# CHALLENGE:
Report the number of lines containing "United", with no other words.

(Stored data)
_ _ _ _ _

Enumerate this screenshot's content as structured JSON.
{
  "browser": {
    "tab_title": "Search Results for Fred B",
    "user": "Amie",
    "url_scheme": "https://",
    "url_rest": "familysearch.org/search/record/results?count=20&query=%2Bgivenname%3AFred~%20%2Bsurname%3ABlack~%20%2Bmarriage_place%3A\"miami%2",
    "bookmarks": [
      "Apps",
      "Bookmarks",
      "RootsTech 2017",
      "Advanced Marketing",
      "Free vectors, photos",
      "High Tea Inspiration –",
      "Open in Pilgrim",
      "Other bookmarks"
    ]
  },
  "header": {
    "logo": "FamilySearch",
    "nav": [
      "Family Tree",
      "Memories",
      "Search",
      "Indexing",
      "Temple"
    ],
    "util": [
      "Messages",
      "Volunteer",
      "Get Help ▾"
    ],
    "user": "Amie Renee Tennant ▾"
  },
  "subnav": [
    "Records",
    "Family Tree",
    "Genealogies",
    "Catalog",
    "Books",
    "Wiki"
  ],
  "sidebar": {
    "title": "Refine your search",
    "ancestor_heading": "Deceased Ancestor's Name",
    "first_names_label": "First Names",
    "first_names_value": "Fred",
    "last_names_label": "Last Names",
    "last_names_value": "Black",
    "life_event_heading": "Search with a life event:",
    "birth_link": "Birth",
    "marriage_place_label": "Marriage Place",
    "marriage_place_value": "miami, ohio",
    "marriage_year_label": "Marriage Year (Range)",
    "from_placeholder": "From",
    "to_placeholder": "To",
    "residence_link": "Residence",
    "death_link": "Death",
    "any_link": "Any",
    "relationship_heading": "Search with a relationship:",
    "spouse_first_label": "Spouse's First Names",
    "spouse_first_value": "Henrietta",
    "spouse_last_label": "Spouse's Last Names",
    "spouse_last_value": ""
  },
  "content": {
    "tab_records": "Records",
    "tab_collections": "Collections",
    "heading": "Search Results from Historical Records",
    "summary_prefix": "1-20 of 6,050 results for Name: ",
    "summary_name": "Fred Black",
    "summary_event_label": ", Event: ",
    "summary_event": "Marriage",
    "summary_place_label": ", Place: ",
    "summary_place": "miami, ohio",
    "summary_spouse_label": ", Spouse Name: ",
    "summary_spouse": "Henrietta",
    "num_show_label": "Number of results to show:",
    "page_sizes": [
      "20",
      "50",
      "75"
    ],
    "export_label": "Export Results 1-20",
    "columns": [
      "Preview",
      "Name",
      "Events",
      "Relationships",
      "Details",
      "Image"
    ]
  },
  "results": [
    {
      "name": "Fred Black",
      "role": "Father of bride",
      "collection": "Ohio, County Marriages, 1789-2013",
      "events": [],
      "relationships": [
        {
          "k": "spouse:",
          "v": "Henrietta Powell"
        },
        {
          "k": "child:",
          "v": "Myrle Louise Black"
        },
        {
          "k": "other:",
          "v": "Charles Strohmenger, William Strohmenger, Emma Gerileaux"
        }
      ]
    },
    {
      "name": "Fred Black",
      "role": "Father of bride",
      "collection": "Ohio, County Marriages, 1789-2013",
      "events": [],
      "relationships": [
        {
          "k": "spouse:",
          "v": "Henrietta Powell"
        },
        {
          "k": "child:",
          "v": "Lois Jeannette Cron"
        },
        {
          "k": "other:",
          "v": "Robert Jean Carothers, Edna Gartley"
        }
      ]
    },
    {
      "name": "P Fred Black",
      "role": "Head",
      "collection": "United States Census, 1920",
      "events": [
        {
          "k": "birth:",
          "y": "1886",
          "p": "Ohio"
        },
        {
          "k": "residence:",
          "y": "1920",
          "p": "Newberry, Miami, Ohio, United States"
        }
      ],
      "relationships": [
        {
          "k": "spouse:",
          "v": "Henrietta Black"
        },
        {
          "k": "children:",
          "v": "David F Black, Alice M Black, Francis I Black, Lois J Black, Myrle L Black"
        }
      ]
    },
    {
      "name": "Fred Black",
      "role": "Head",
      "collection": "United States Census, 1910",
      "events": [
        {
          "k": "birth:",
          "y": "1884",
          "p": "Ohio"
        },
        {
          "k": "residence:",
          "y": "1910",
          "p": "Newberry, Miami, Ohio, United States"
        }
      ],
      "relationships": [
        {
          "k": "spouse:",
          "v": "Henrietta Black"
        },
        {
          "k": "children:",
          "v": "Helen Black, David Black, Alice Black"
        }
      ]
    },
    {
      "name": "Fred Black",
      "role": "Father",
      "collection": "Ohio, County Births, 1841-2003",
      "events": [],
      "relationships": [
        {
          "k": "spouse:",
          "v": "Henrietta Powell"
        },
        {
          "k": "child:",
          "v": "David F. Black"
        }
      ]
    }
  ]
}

_ _ _ _ _

# FINAL RESULT:
4